> Rows

....

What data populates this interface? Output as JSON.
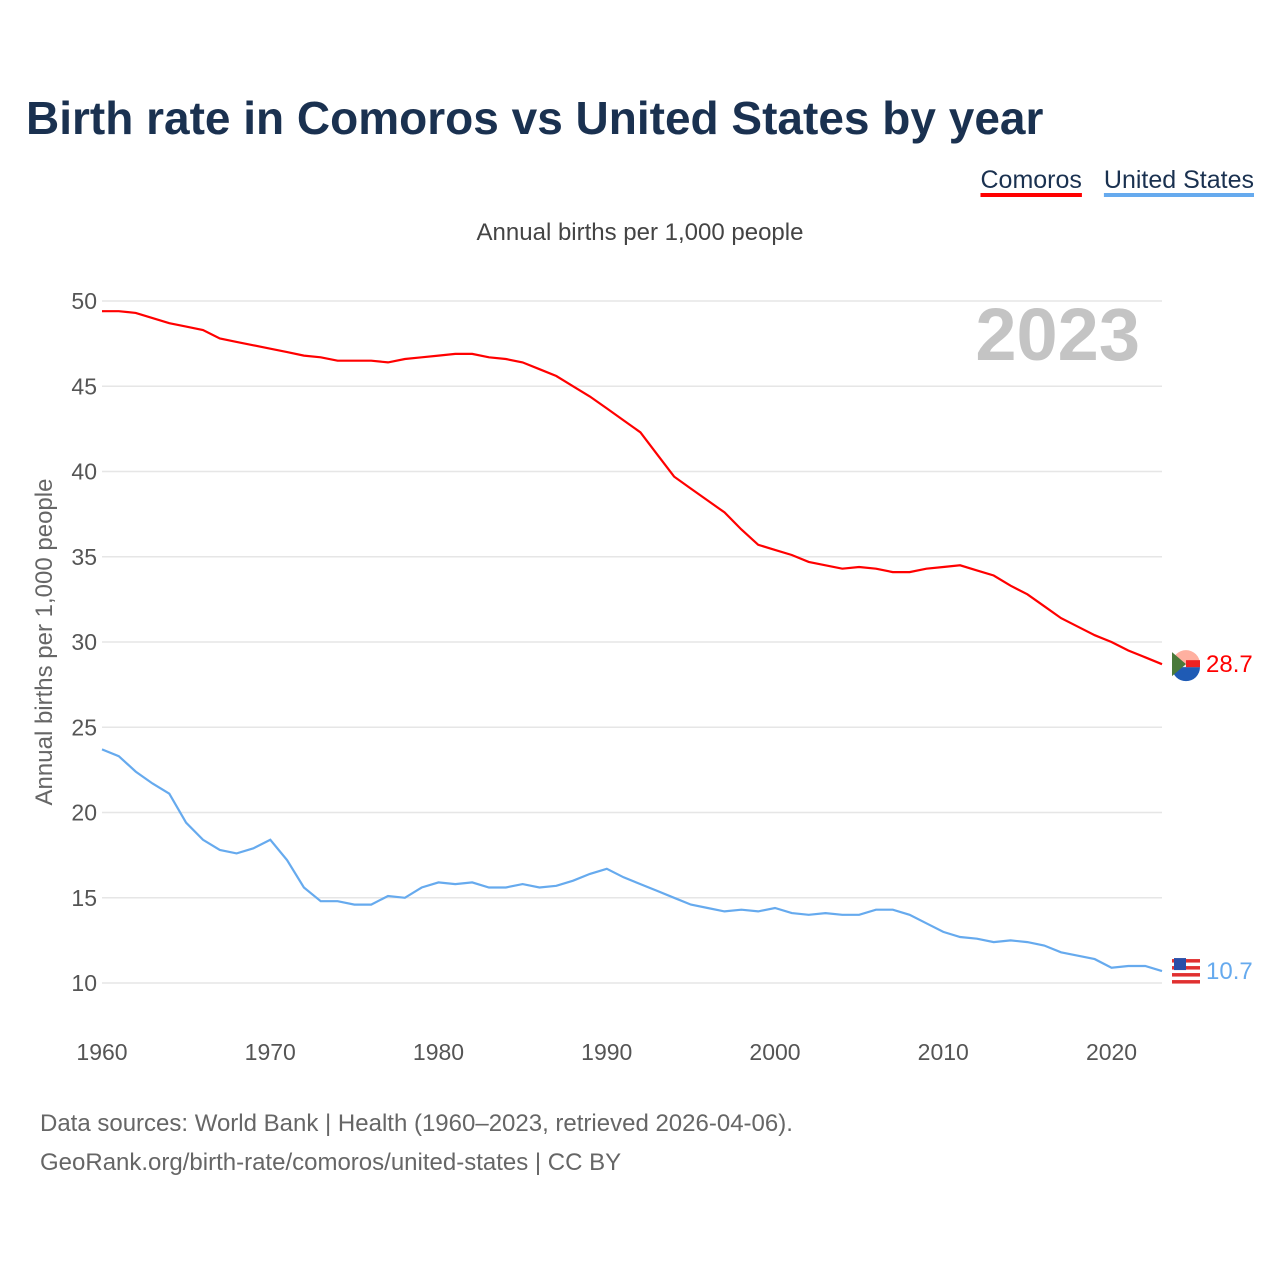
{
  "chart_data": {
    "type": "line",
    "title": "Birth rate in Comoros vs United States by year",
    "subtitle": "Annual births per 1,000 people",
    "ylabel": "Annual births per 1,000 people",
    "xlabel": "",
    "xlim": [
      1960,
      2023
    ],
    "ylim": [
      10,
      50
    ],
    "xticks": [
      1960,
      1970,
      1980,
      1990,
      2000,
      2010,
      2020
    ],
    "yticks": [
      10,
      15,
      20,
      25,
      30,
      35,
      40,
      45,
      50
    ],
    "grid": true,
    "legend_position": "top-right",
    "year_label": "2023",
    "x": [
      1960,
      1961,
      1962,
      1963,
      1964,
      1965,
      1966,
      1967,
      1968,
      1969,
      1970,
      1971,
      1972,
      1973,
      1974,
      1975,
      1976,
      1977,
      1978,
      1979,
      1980,
      1981,
      1982,
      1983,
      1984,
      1985,
      1986,
      1987,
      1988,
      1989,
      1990,
      1991,
      1992,
      1993,
      1994,
      1995,
      1996,
      1997,
      1998,
      1999,
      2000,
      2001,
      2002,
      2003,
      2004,
      2005,
      2006,
      2007,
      2008,
      2009,
      2010,
      2011,
      2012,
      2013,
      2014,
      2015,
      2016,
      2017,
      2018,
      2019,
      2020,
      2021,
      2022,
      2023
    ],
    "series": [
      {
        "name": "Comoros",
        "color": "#ff0000",
        "end_label": "28.7",
        "values": [
          49.4,
          49.4,
          49.3,
          49.0,
          48.7,
          48.5,
          48.3,
          47.8,
          47.6,
          47.4,
          47.2,
          47.0,
          46.8,
          46.7,
          46.5,
          46.5,
          46.5,
          46.4,
          46.6,
          46.7,
          46.8,
          46.9,
          46.9,
          46.7,
          46.6,
          46.4,
          46.0,
          45.6,
          45.0,
          44.4,
          43.7,
          43.0,
          42.3,
          41.0,
          39.7,
          39.0,
          38.3,
          37.6,
          36.6,
          35.7,
          35.4,
          35.1,
          34.7,
          34.5,
          34.3,
          34.4,
          34.3,
          34.1,
          34.1,
          34.3,
          34.4,
          34.5,
          34.2,
          33.9,
          33.3,
          32.8,
          32.1,
          31.4,
          30.9,
          30.4,
          30.0,
          29.5,
          29.1,
          28.7
        ]
      },
      {
        "name": "United States",
        "color": "#66aaee",
        "end_label": "10.7",
        "values": [
          23.7,
          23.3,
          22.4,
          21.7,
          21.1,
          19.4,
          18.4,
          17.8,
          17.6,
          17.9,
          18.4,
          17.2,
          15.6,
          14.8,
          14.8,
          14.6,
          14.6,
          15.1,
          15.0,
          15.6,
          15.9,
          15.8,
          15.9,
          15.6,
          15.6,
          15.8,
          15.6,
          15.7,
          16.0,
          16.4,
          16.7,
          16.2,
          15.8,
          15.4,
          15.0,
          14.6,
          14.4,
          14.2,
          14.3,
          14.2,
          14.4,
          14.1,
          14.0,
          14.1,
          14.0,
          14.0,
          14.3,
          14.3,
          14.0,
          13.5,
          13.0,
          12.7,
          12.6,
          12.4,
          12.5,
          12.4,
          12.2,
          11.8,
          11.6,
          11.4,
          10.9,
          11.0,
          11.0,
          10.7
        ]
      }
    ]
  },
  "footer": {
    "line1": "Data sources: World Bank | Health (1960–2023, retrieved 2026-04-06).",
    "line2": "GeoRank.org/birth-rate/comoros/united-states | CC BY"
  }
}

....

Leave the pictures out and write out every entry exactly as given.

> Solution to the exercise
What data populates this interface? Output as JSON.
{
  "chart_data": {
    "type": "line",
    "title": "Birth rate in Comoros vs United States by year",
    "subtitle": "Annual births per 1,000 people",
    "ylabel": "Annual births per 1,000 people",
    "xlabel": "",
    "xlim": [
      1960,
      2023
    ],
    "ylim": [
      10,
      50
    ],
    "xticks": [
      1960,
      1970,
      1980,
      1990,
      2000,
      2010,
      2020
    ],
    "yticks": [
      10,
      15,
      20,
      25,
      30,
      35,
      40,
      45,
      50
    ],
    "grid": true,
    "legend_position": "top-right",
    "year_label": "2023",
    "x": [
      1960,
      1961,
      1962,
      1963,
      1964,
      1965,
      1966,
      1967,
      1968,
      1969,
      1970,
      1971,
      1972,
      1973,
      1974,
      1975,
      1976,
      1977,
      1978,
      1979,
      1980,
      1981,
      1982,
      1983,
      1984,
      1985,
      1986,
      1987,
      1988,
      1989,
      1990,
      1991,
      1992,
      1993,
      1994,
      1995,
      1996,
      1997,
      1998,
      1999,
      2000,
      2001,
      2002,
      2003,
      2004,
      2005,
      2006,
      2007,
      2008,
      2009,
      2010,
      2011,
      2012,
      2013,
      2014,
      2015,
      2016,
      2017,
      2018,
      2019,
      2020,
      2021,
      2022,
      2023
    ],
    "series": [
      {
        "name": "Comoros",
        "color": "#ff0000",
        "end_label": "28.7",
        "values": [
          49.4,
          49.4,
          49.3,
          49.0,
          48.7,
          48.5,
          48.3,
          47.8,
          47.6,
          47.4,
          47.2,
          47.0,
          46.8,
          46.7,
          46.5,
          46.5,
          46.5,
          46.4,
          46.6,
          46.7,
          46.8,
          46.9,
          46.9,
          46.7,
          46.6,
          46.4,
          46.0,
          45.6,
          45.0,
          44.4,
          43.7,
          43.0,
          42.3,
          41.0,
          39.7,
          39.0,
          38.3,
          37.6,
          36.6,
          35.7,
          35.4,
          35.1,
          34.7,
          34.5,
          34.3,
          34.4,
          34.3,
          34.1,
          34.1,
          34.3,
          34.4,
          34.5,
          34.2,
          33.9,
          33.3,
          32.8,
          32.1,
          31.4,
          30.9,
          30.4,
          30.0,
          29.5,
          29.1,
          28.7
        ]
      },
      {
        "name": "United States",
        "color": "#66aaee",
        "end_label": "10.7",
        "values": [
          23.7,
          23.3,
          22.4,
          21.7,
          21.1,
          19.4,
          18.4,
          17.8,
          17.6,
          17.9,
          18.4,
          17.2,
          15.6,
          14.8,
          14.8,
          14.6,
          14.6,
          15.1,
          15.0,
          15.6,
          15.9,
          15.8,
          15.9,
          15.6,
          15.6,
          15.8,
          15.6,
          15.7,
          16.0,
          16.4,
          16.7,
          16.2,
          15.8,
          15.4,
          15.0,
          14.6,
          14.4,
          14.2,
          14.3,
          14.2,
          14.4,
          14.1,
          14.0,
          14.1,
          14.0,
          14.0,
          14.3,
          14.3,
          14.0,
          13.5,
          13.0,
          12.7,
          12.6,
          12.4,
          12.5,
          12.4,
          12.2,
          11.8,
          11.6,
          11.4,
          10.9,
          11.0,
          11.0,
          10.7
        ]
      }
    ]
  },
  "footer": {
    "line1": "Data sources: World Bank | Health (1960–2023, retrieved 2026-04-06).",
    "line2": "GeoRank.org/birth-rate/comoros/united-states | CC BY"
  }
}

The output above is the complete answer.